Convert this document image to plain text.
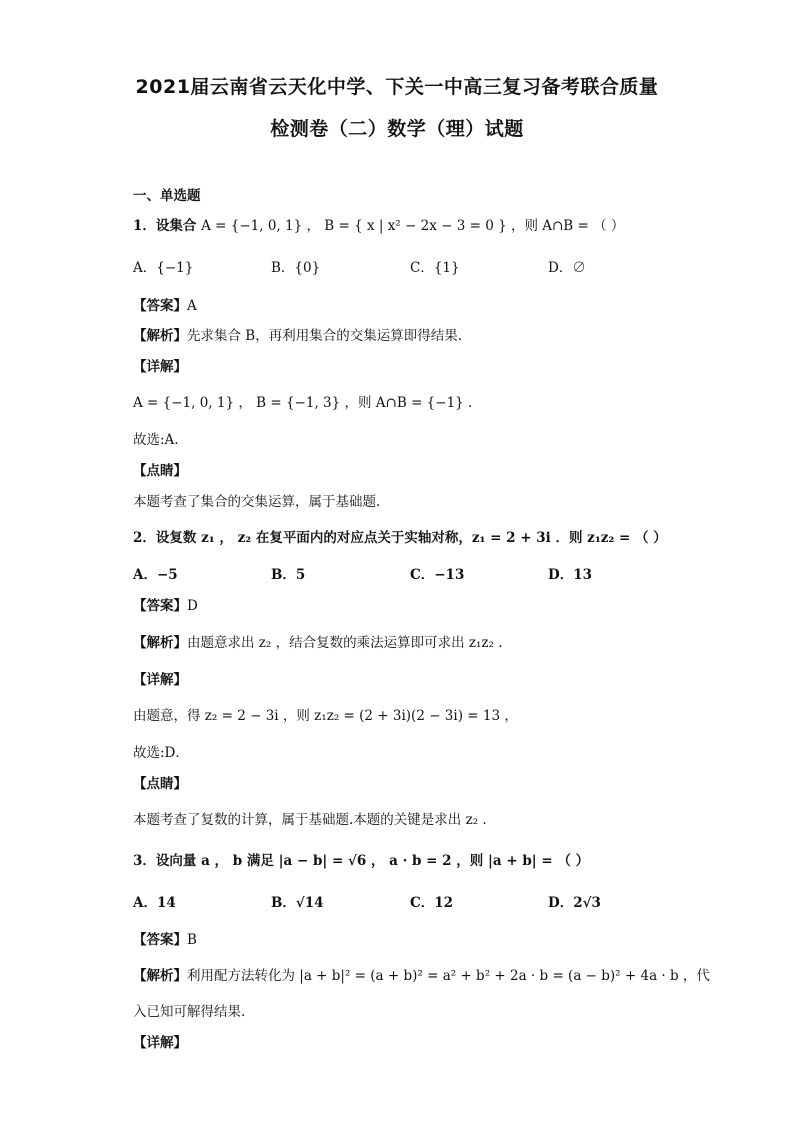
2021届云南省云天化中学、下关一中高三复习备考联合质量
检测卷（二）数学（理）试题
一、单选题
1．设集合 A = {−1, 0, 1} ， B = { x | x² − 2x − 3 = 0 } ，则 A∩B = （ ）
A．{−1}	B．{0}	C．{1}	D．∅
【答案】A
【解析】先求集合 B，再利用集合的交集运算即得结果.
【详解】
A = {−1, 0, 1} ， B = {−1, 3} ，则 A∩B = {−1} .
故选:A.
【点睛】
本题考查了集合的交集运算，属于基础题.
2．设复数 z₁ ， z₂ 在复平面内的对应点关于实轴对称，z₁ = 2 + 3i ．则 z₁z₂ = （ ）
A．−5	B．5	C．−13	D．13
【答案】D
【解析】由题意求出 z₂ ，结合复数的乘法运算即可求出 z₁z₂ .
【详解】
由题意，得 z₂ = 2 − 3i ，则 z₁z₂ = (2 + 3i)(2 − 3i) = 13 ，
故选:D．
【点睛】
本题考查了复数的计算，属于基础题.本题的关键是求出 z₂ .
3．设向量 a ， b 满足 |a − b| = √6 ， a · b = 2 ，则 |a + b| = （ ）
A．14	B．√14	C．12	D．2√3
【答案】B
【解析】利用配方法转化为 |a + b|² = (a + b)² = a² + b² + 2a · b = (a − b)² + 4a · b ，代
入已知可解得结果.
【详解】
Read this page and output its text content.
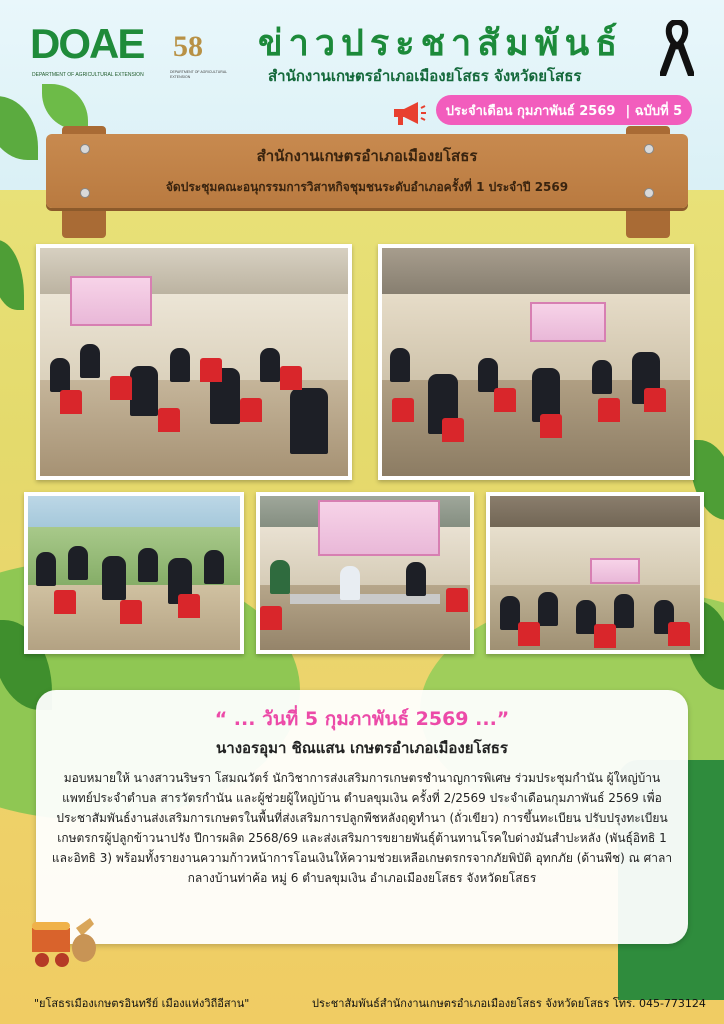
DOAE
DEPARTMENT OF AGRICULTURAL EXTENSION
58
DEPARTMENT OF AGRICULTURAL EXTENSION
ข่าวประชาสัมพันธ์
สำนักงานเกษตรอำเภอเมืองยโสธร จังหวัดยโสธร
ประจำเดือน กุมภาพันธ์ 2569 | ฉบับที่ 5
สำนักงานเกษตรอำเภอเมืองยโสธร
จัดประชุมคณะอนุกรรมการวิสาหกิจชุมชนระดับอำเภอครั้งที่ 1 ประจำปี 2569
“ ... วันที่ 5 กุมภาพันธ์ 2569 ...”
นางอรอุมา ชิณแสน เกษตรอำเภอเมืองยโสธร
มอบหมายให้ นางสาวนริษรา โสมณวัตร์ นักวิชาการส่งเสริมการเกษตรชำนาญการพิเศษ ร่วมประชุมกำนัน ผู้ใหญ่บ้าน แพทย์ประจำตำบล สารวัตรกำนัน และผู้ช่วยผู้ใหญ่บ้าน ตำบลขุมเงิน ครั้งที่ 2/2569 ประจำเดือนกุมภาพันธ์ 2569 เพื่อประชาสัมพันธ์งานส่งเสริมการเกษตรในพื้นที่ส่งเสริมการปลูกพืชหลังฤดูทำนา (ถั่วเขียว) การขึ้นทะเบียน ปรับปรุงทะเบียนเกษตรกรผู้ปลูกข้าวนาปรัง ปีการผลิต 2568/69 และส่งเสริมการขยายพันธุ์ต้านทานโรคใบด่างมันสำปะหลัง (พันธุ์อิทธิ 1 และอิทธิ 3) พร้อมทั้งรายงานความก้าวหน้าการโอนเงินให้ความช่วยเหลือเกษตรกรจากภัยพิบัติ อุทกภัย (ด้านพืช) ณ ศาลากลางบ้านท่าค้อ หมู่ 6 ตำบลขุมเงิน อำเภอเมืองยโสธร จังหวัดยโสธร
"ยโสธรเมืองเกษตรอินทรีย์ เมืองแห่งวิถีอีสาน"	ประชาสัมพันธ์สำนักงานเกษตรอำเภอเมืองยโสธร จังหวัดยโสธร โทร. 045-773124
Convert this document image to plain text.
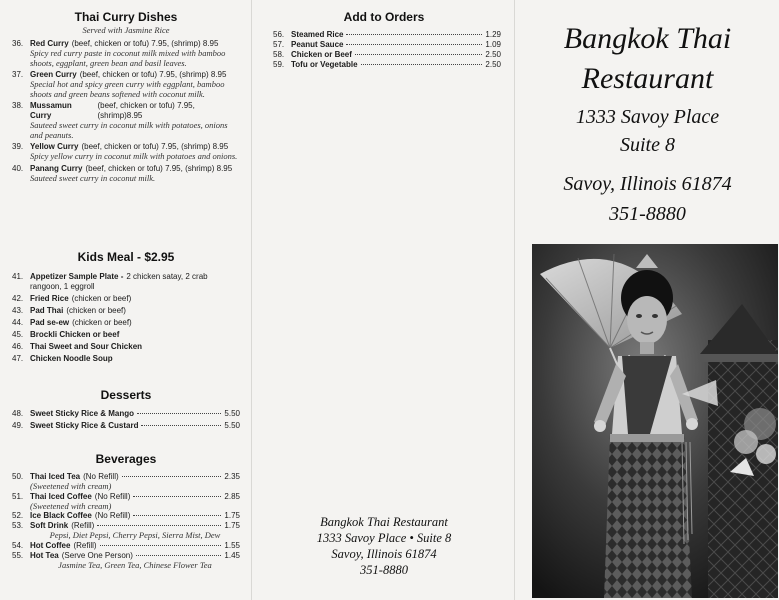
Thai Curry Dishes
Served with Jasmine Rice
36. Red Curry (beef, chicken or tofu) 7.95, (shrimp) 8.95
Spicy red curry paste in coconut milk mixed with bamboo shoots, eggplant, green bean and basil leaves.
37. Green Curry (beef, chicken or tofu) 7.95, (shrimp) 8.95
Special hot and spicy green curry with eggplant, bamboo shoots and green beans softened with coconut milk.
38. Mussamun Curry
(beef, chicken or tofu) 7.95, (shrimp)8.95
Sauteed sweet curry in coconut milk with potatoes, onions and peanuts.
39. Yellow Curry (beef, chicken or tofu) 7.95, (shrimp) 8.95
Spicy yellow curry in coconut milk with potatoes and onions.
40. Panang Curry (beef, chicken or tofu) 7.95, (shrimp) 8.95
Sauteed sweet curry in coconut milk.
Kids Meal - $2.95
41. Appetizer Sample Plate - 2 chicken satay, 2 crab rangoon, 1 eggroll
42. Fried Rice (chicken or beef)
43. Pad Thai (chicken or beef)
44. Pad se-ew (chicken or beef)
45. Brockli Chicken or beef
46. Thai Sweet and Sour Chicken
47. Chicken Noodle Soup
Desserts
48. Sweet Sticky Rice & Mango	5.50
49. Sweet Sticky Rice & Custard	5.50
Beverages
50. Thai Iced Tea (No Refill)	2.35
(Sweetened with cream)
51. Thai Iced Coffee (No Refill)	2.85
(Sweetened with cream)
52. Ice Black Coffee (No Refill)	1.75
53. Soft Drink (Refill)	1.75
Pepsi, Diet Pepsi, Cherry Pepsi, Sierra Mist, Dew
54. Hot Coffee (Refill)	1.55
55. Hot Tea (Serve One Person)	1.45
Jasmine Tea, Green Tea, Chinese Flower Tea
Add to Orders
56. Steamed Rice	1.29
57. Peanut Sauce	1.09
58. Chicken or Beef	2.50
59. Tofu or Vegetable	2.50
Bangkok Thai Restaurant
1333 Savoy Place • Suite 8
Savoy, Illinois 61874
351-8880
Bangkok Thai
Restaurant
1333 Savoy Place
Suite 8
Savoy, Illinois 61874
351-8880
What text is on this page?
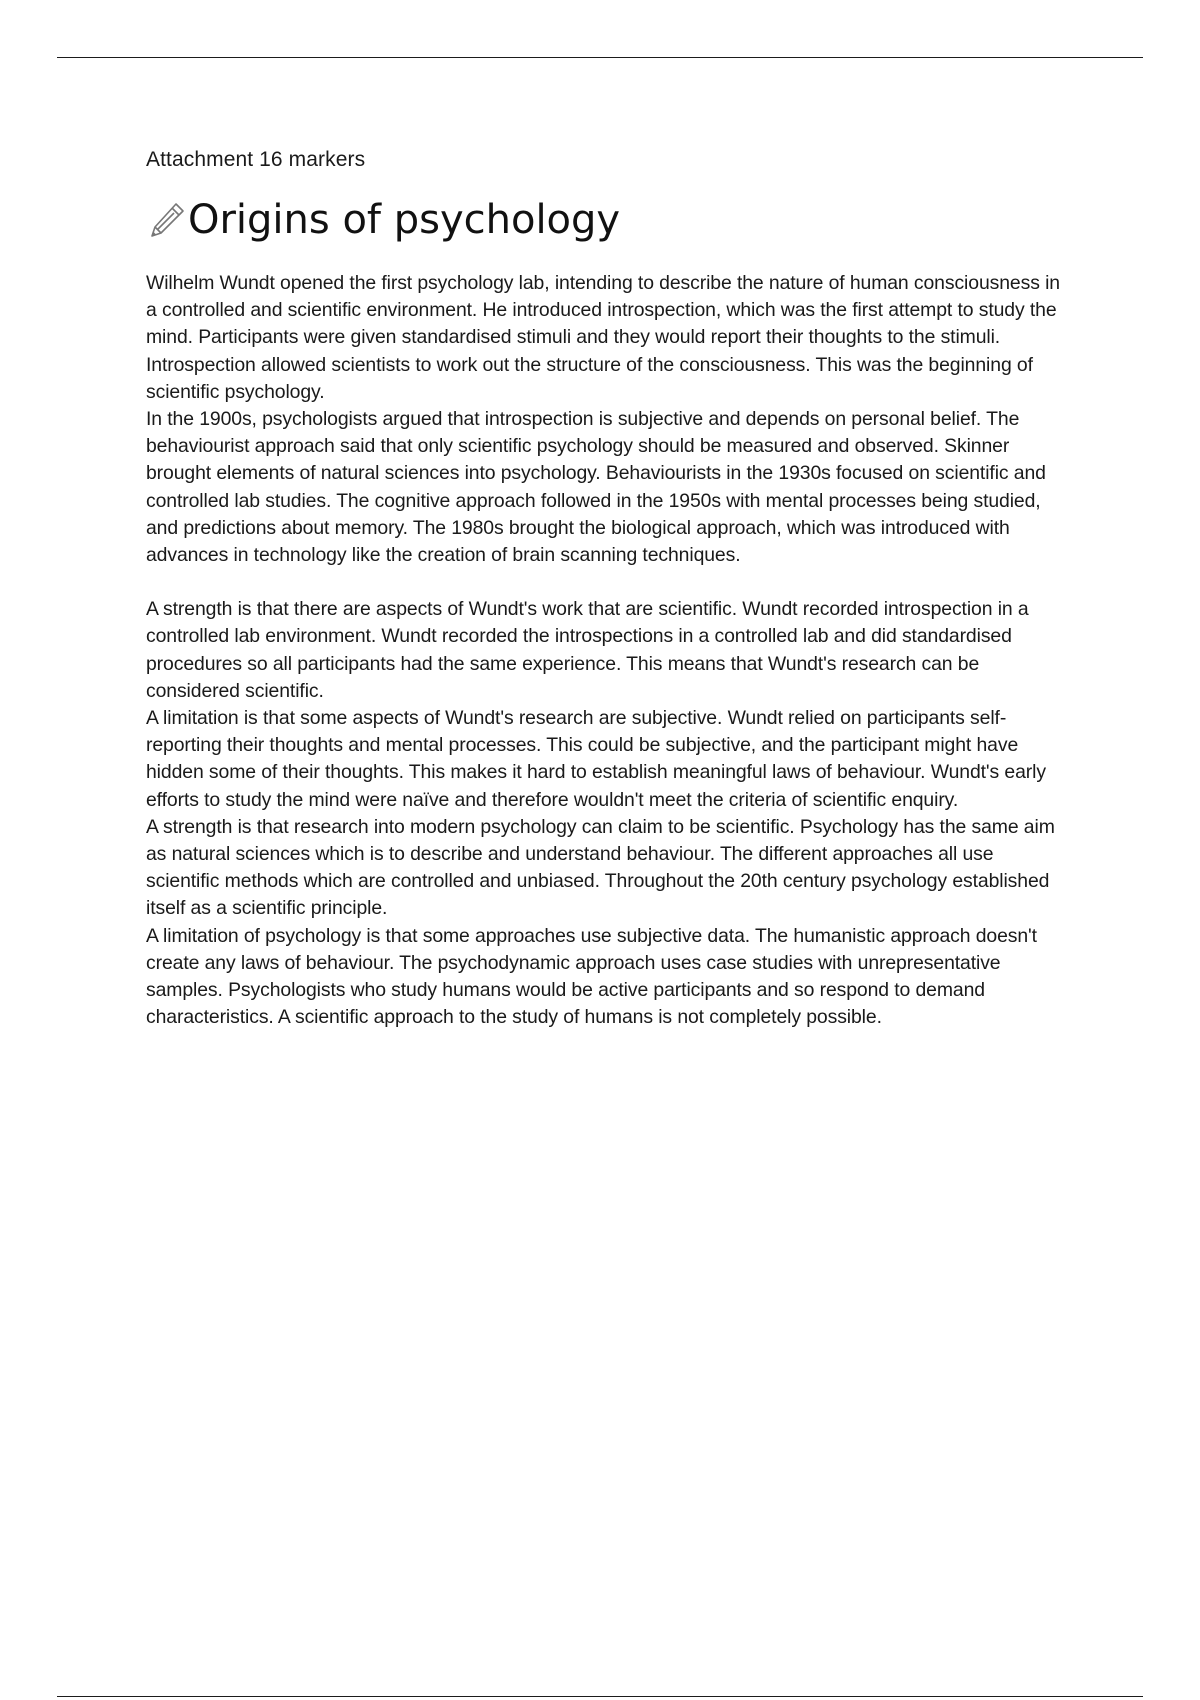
Attachment 16 markers

Origins of psychology

Wilhelm Wundt opened the first psychology lab, intending to describe the nature of human consciousness in a controlled and scientific environment. He introduced introspection, which was the first attempt to study the mind. Participants were given standardised stimuli and they would report their thoughts to the stimuli. Introspection allowed scientists to work out the structure of the consciousness. This was the beginning of scientific psychology.

In the 1900s, psychologists argued that introspection is subjective and depends on personal belief. The behaviourist approach said that only scientific psychology should be measured and observed. Skinner brought elements of natural sciences into psychology. Behaviourists in the 1930s focused on scientific and controlled lab studies. The cognitive approach followed in the 1950s with mental processes being studied, and predictions about memory. The 1980s brought the biological approach, which was introduced with advances in technology like the creation of brain scanning techniques.

A strength is that there are aspects of Wundt's work that are scientific. Wundt recorded introspection in a controlled lab environment. Wundt recorded the introspections in a controlled lab and did standardised procedures so all participants had the same experience. This means that Wundt's research can be considered scientific.

A limitation is that some aspects of Wundt's research are subjective. Wundt relied on participants self-reporting their thoughts and mental processes. This could be subjective, and the participant might have hidden some of their thoughts. This makes it hard to establish meaningful laws of behaviour. Wundt's early efforts to study the mind were naïve and therefore wouldn't meet the criteria of scientific enquiry.

A strength is that research into modern psychology can claim to be scientific. Psychology has the same aim as natural sciences which is to describe and understand behaviour. The different approaches all use scientific methods which are controlled and unbiased. Throughout the 20th century psychology established itself as a scientific principle.

A limitation of psychology is that some approaches use subjective data. The humanistic approach doesn't create any laws of behaviour. The psychodynamic approach uses case studies with unrepresentative samples. Psychologists who study humans would be active participants and so respond to demand characteristics. A scientific approach to the study of humans is not completely possible.
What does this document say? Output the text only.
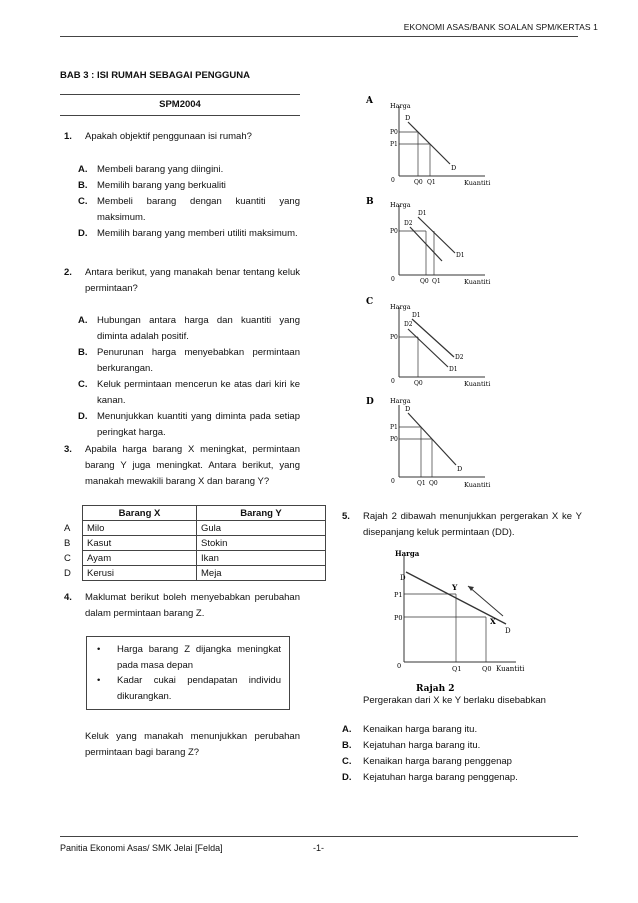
EKONOMI ASAS/BANK SOALAN SPM/KERTAS 1
BAB 3 : ISI RUMAH SEBAGAI PENGGUNA
SPM2004
1. Apakah objektif penggunaan isi rumah?
A. Membeli barang yang diingini.
B. Memilih barang yang berkualiti
C. Membeli barang dengan kuantiti yang maksimum.
D. Memilih barang yang memberi utiliti maksimum.
2. Antara berikut, yang manakah benar tentang keluk permintaan?
A. Hubungan antara harga dan kuantiti yang diminta adalah positif.
B. Penurunan harga menyebabkan permintaan berkurangan.
C. Keluk permintaan mencerun ke atas dari kiri ke kanan.
D. Menunjukkan kuantiti yang diminta pada setiap peringkat harga.
3. Apabila harga barang X meningkat, permintaan barang Y juga meningkat. Antara berikut, yang manakah mewakili barang X dan barang Y?
	Barang X	Barang Y
A	Milo	Gula
B	Kasut	Stokin
C	Ayam	Ikan
D	Kerusi	Meja
4. Maklumat berikut boleh menyebabkan perubahan dalam permintaan barang Z.
• Harga barang Z dijangka meningkat pada masa depan
• Kadar cukai pendapatan individu dikurangkan.
Keluk yang manakah menunjukkan perubahan permintaan bagi barang Z?
A	Harga
Kuantiti
0
D
D
P0
P1
Q0 Q1
B	Harga
Kuantiti
0
D1
D2
D1
P0
Q0 Q1
C	Harga
Kuantiti
0
D1
D2
D2
D1
P0
Q0
D Harga
Kuantiti
0
D
D
P1
P0
Q1 Q0
5. Rajah 2 dibawah menunjukkan pergerakan X ke Y disepanjang keluk permintaan (DD).
Harga
Kuantiti
0
D
D
Y
X
P1
P0
Q1	Q0
Rajah 2
Pergerakan dari X ke Y berlaku disebabkan
A. Kenaikan harga barang itu.
B. Kejatuhan harga barang itu.
C. Kenaikan harga barang penggenap
D. Kejatuhan harga barang penggenap.
Panitia Ekonomi Asas/ SMK Jelai [Felda]	-1-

□ □ □ □ □ □ □

TASK TO COMPLETE =>
Copy out every line from the material above in which the word "Thai" appears.

FULL SOLUTION =>
Thai Curry Dishes
43. Pad Thai (chicken or beef)
46. Thai Sweet and Sour Chicken
50. Thai Iced Tea (No Refill)	2.35
51. Thai Iced Coffee (No Refill)	2.85
Bangkok Thai Restaurant
Bangkok Thai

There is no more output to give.